Dataset excerpt
※

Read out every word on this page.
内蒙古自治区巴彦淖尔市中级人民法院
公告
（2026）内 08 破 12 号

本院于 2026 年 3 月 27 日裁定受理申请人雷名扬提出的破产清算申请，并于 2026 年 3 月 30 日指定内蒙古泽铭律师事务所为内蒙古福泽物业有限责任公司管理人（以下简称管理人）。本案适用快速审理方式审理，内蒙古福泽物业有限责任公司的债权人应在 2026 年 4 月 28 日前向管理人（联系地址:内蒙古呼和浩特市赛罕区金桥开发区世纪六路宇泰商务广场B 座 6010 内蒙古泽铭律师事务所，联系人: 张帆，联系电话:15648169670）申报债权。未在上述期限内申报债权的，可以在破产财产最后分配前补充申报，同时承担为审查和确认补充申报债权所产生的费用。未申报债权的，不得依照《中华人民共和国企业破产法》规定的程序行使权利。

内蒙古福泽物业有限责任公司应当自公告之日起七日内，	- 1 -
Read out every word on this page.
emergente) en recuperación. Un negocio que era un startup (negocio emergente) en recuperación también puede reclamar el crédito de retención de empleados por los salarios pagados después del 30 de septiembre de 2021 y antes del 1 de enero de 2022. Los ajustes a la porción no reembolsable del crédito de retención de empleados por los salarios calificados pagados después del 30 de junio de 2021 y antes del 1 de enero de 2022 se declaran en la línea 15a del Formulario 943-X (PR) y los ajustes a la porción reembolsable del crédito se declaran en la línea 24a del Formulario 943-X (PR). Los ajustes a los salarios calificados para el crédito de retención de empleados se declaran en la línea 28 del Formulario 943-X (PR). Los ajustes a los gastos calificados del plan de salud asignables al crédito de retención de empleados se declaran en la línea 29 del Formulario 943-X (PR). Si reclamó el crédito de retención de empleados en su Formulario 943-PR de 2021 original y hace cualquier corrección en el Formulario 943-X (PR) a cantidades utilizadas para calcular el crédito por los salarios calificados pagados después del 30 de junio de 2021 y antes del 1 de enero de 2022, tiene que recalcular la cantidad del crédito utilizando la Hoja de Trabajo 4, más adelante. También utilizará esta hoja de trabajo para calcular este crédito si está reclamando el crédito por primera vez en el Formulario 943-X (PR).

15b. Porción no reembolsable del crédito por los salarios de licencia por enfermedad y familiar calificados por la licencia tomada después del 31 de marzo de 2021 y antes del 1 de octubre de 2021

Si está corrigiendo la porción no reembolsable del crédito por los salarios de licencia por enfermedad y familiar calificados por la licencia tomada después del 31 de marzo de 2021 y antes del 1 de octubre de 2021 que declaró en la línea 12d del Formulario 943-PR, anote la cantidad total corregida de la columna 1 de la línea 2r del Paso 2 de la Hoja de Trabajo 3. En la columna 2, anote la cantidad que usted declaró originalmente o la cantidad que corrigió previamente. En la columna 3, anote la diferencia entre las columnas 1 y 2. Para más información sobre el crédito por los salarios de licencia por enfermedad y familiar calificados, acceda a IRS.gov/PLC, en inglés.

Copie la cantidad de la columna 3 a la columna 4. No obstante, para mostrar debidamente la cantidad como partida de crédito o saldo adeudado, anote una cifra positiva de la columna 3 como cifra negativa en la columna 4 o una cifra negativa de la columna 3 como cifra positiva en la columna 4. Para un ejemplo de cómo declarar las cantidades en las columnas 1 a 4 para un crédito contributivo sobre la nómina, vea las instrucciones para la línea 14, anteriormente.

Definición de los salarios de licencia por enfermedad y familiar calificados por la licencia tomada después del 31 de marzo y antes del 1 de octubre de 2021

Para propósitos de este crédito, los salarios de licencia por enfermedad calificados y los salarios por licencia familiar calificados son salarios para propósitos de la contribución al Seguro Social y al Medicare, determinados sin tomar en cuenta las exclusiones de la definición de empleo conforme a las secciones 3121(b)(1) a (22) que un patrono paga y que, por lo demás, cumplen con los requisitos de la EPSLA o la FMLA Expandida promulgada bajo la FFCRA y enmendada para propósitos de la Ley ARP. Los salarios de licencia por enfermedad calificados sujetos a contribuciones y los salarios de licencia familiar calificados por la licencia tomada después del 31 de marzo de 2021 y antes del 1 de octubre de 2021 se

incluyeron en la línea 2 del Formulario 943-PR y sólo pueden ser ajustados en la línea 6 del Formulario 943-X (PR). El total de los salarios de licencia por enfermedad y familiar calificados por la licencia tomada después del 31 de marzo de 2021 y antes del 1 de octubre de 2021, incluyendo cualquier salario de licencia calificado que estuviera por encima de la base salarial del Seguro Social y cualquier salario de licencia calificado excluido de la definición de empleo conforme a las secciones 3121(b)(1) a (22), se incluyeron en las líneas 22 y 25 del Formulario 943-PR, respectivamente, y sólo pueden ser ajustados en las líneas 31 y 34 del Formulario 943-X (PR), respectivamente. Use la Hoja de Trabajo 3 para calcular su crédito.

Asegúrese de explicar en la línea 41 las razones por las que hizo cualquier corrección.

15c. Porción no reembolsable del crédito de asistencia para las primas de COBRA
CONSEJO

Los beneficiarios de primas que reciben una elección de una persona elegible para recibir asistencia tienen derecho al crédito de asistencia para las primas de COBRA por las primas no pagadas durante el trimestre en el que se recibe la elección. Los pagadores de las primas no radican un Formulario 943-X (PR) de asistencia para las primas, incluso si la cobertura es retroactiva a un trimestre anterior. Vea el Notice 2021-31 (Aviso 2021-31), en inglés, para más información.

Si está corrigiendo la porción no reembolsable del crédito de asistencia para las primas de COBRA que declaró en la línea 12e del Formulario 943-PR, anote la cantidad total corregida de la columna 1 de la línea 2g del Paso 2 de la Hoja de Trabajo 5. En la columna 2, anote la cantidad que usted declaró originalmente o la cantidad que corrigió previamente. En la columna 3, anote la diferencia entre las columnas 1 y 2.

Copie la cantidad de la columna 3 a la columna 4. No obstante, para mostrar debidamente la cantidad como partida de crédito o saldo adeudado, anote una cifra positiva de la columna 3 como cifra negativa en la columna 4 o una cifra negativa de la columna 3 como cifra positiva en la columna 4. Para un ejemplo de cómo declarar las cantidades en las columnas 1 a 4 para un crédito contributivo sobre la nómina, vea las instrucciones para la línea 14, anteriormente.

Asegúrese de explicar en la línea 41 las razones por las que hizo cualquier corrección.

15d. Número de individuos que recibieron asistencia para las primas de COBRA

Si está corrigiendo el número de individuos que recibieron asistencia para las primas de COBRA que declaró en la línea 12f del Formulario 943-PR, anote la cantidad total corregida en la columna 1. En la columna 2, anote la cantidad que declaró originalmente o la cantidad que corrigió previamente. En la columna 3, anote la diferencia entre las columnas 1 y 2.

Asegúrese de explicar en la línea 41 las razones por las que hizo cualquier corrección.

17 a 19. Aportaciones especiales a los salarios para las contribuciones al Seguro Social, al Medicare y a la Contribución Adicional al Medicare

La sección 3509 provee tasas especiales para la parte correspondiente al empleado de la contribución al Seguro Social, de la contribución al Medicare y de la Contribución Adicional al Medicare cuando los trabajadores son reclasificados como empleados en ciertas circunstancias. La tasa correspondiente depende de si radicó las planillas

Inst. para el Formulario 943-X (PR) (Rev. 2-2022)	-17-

※

Restate the whole listing exactly.

**COMPLETE RESPONSE**
Read out every word on this page.
内蒙古自治区巴彦淖尔市中级人民法院
公告
（2026）内 08 破 12 号

本院于 2026 年 3 月 27 日裁定受理申请人雷名扬提出的破产清算申请，并于 2026 年 3 月 30 日指定内蒙古泽铭律师事务所为内蒙古福泽物业有限责任公司管理人（以下简称管理人）。本案适用快速审理方式审理，内蒙古福泽物业有限责任公司的债权人应在 2026 年 4 月 28 日前向管理人（联系地址:内蒙古呼和浩特市赛罕区金桥开发区世纪六路宇泰商务广场B 座 6010 内蒙古泽铭律师事务所，联系人: 张帆，联系电话:15648169670）申报债权。未在上述期限内申报债权的，可以在破产财产最后分配前补充申报，同时承担为审查和确认补充申报债权所产生的费用。未申报债权的，不得依照《中华人民共和国企业破产法》规定的程序行使权利。

内蒙古福泽物业有限责任公司应当自公告之日起七日内，	- 1 -
Read out every word on this page.
emergente) en recuperación. Un negocio que era un startup (negocio emergente) en recuperación también puede reclamar el crédito de retención de empleados por los salarios pagados después del 30 de septiembre de 2021 y antes del 1 de enero de 2022. Los ajustes a la porción no reembolsable del crédito de retención de empleados por los salarios calificados pagados después del 30 de junio de 2021 y antes del 1 de enero de 2022 se declaran en la línea 15a del Formulario 943-X (PR) y los ajustes a la porción reembolsable del crédito se declaran en la línea 24a del Formulario 943-X (PR). Los ajustes a los salarios calificados para el crédito de retención de empleados se declaran en la línea 28 del Formulario 943-X (PR). Los ajustes a los gastos calificados del plan de salud asignables al crédito de retención de empleados se declaran en la línea 29 del Formulario 943-X (PR). Si reclamó el crédito de retención de empleados en su Formulario 943-PR de 2021 original y hace cualquier corrección en el Formulario 943-X (PR) a cantidades utilizadas para calcular el crédito por los salarios calificados pagados después del 30 de junio de 2021 y antes del 1 de enero de 2022, tiene que recalcular la cantidad del crédito utilizando la Hoja de Trabajo 4, más adelante. También utilizará esta hoja de trabajo para calcular este crédito si está reclamando el crédito por primera vez en el Formulario 943-X (PR).

15b. Porción no reembolsable del crédito por los salarios de licencia por enfermedad y familiar calificados por la licencia tomada después del 31 de marzo de 2021 y antes del 1 de octubre de 2021

Si está corrigiendo la porción no reembolsable del crédito por los salarios de licencia por enfermedad y familiar calificados por la licencia tomada después del 31 de marzo de 2021 y antes del 1 de octubre de 2021 que declaró en la línea 12d del Formulario 943-PR, anote la cantidad total corregida de la columna 1 de la línea 2r del Paso 2 de la Hoja de Trabajo 3. En la columna 2, anote la cantidad que usted declaró originalmente o la cantidad que corrigió previamente. En la columna 3, anote la diferencia entre las columnas 1 y 2. Para más información sobre el crédito por los salarios de licencia por enfermedad y familiar calificados, acceda a IRS.gov/PLC, en inglés.

Copie la cantidad de la columna 3 a la columna 4. No obstante, para mostrar debidamente la cantidad como partida de crédito o saldo adeudado, anote una cifra positiva de la columna 3 como cifra negativa en la columna 4 o una cifra negativa de la columna 3 como cifra positiva en la columna 4. Para un ejemplo de cómo declarar las cantidades en las columnas 1 a 4 para un crédito contributivo sobre la nómina, vea las instrucciones para la línea 14, anteriormente.

Definición de los salarios de licencia por enfermedad y familiar calificados por la licencia tomada después del 31 de marzo y antes del 1 de octubre de 2021

Para propósitos de este crédito, los salarios de licencia por enfermedad calificados y los salarios por licencia familiar calificados son salarios para propósitos de la contribución al Seguro Social y al Medicare, determinados sin tomar en cuenta las exclusiones de la definición de empleo conforme a las secciones 3121(b)(1) a (22) que un patrono paga y que, por lo demás, cumplen con los requisitos de la EPSLA o la FMLA Expandida promulgada bajo la FFCRA y enmendada para propósitos de la Ley ARP. Los salarios de licencia por enfermedad calificados sujetos a contribuciones y los salarios de licencia familiar calificados por la licencia tomada después del 31 de marzo de 2021 y antes del 1 de octubre de 2021 se

incluyeron en la línea 2 del Formulario 943-PR y sólo pueden ser ajustados en la línea 6 del Formulario 943-X (PR). El total de los salarios de licencia por enfermedad y familiar calificados por la licencia tomada después del 31 de marzo de 2021 y antes del 1 de octubre de 2021, incluyendo cualquier salario de licencia calificado que estuviera por encima de la base salarial del Seguro Social y cualquier salario de licencia calificado excluido de la definición de empleo conforme a las secciones 3121(b)(1) a (22), se incluyeron en las líneas 22 y 25 del Formulario 943-PR, respectivamente, y sólo pueden ser ajustados en las líneas 31 y 34 del Formulario 943-X (PR), respectivamente. Use la Hoja de Trabajo 3 para calcular su crédito.

Asegúrese de explicar en la línea 41 las razones por las que hizo cualquier corrección.

15c. Porción no reembolsable del crédito de asistencia para las primas de COBRA
CONSEJO

Los beneficiarios de primas que reciben una elección de una persona elegible para recibir asistencia tienen derecho al crédito de asistencia para las primas de COBRA por las primas no pagadas durante el trimestre en el que se recibe la elección. Los pagadores de las primas no radican un Formulario 943-X (PR) de asistencia para las primas, incluso si la cobertura es retroactiva a un trimestre anterior. Vea el Notice 2021-31 (Aviso 2021-31), en inglés, para más información.

Si está corrigiendo la porción no reembolsable del crédito de asistencia para las primas de COBRA que declaró en la línea 12e del Formulario 943-PR, anote la cantidad total corregida de la columna 1 de la línea 2g del Paso 2 de la Hoja de Trabajo 5. En la columna 2, anote la cantidad que usted declaró originalmente o la cantidad que corrigió previamente. En la columna 3, anote la diferencia entre las columnas 1 y 2.

Copie la cantidad de la columna 3 a la columna 4. No obstante, para mostrar debidamente la cantidad como partida de crédito o saldo adeudado, anote una cifra positiva de la columna 3 como cifra negativa en la columna 4 o una cifra negativa de la columna 3 como cifra positiva en la columna 4. Para un ejemplo de cómo declarar las cantidades en las columnas 1 a 4 para un crédito contributivo sobre la nómina, vea las instrucciones para la línea 14, anteriormente.

Asegúrese de explicar en la línea 41 las razones por las que hizo cualquier corrección.

15d. Número de individuos que recibieron asistencia para las primas de COBRA

Si está corrigiendo el número de individuos que recibieron asistencia para las primas de COBRA que declaró en la línea 12f del Formulario 943-PR, anote la cantidad total corregida en la columna 1. En la columna 2, anote la cantidad que declaró originalmente o la cantidad que corrigió previamente. En la columna 3, anote la diferencia entre las columnas 1 y 2.

Asegúrese de explicar en la línea 41 las razones por las que hizo cualquier corrección.

17 a 19. Aportaciones especiales a los salarios para las contribuciones al Seguro Social, al Medicare y a la Contribución Adicional al Medicare

La sección 3509 provee tasas especiales para la parte correspondiente al empleado de la contribución al Seguro Social, de la contribución al Medicare y de la Contribución Adicional al Medicare cuando los trabajadores son reclasificados como empleados en ciertas circunstancias. La tasa correspondiente depende de si radicó las planillas

Inst. para el Formulario 943-X (PR) (Rev. 2-2022)	-17-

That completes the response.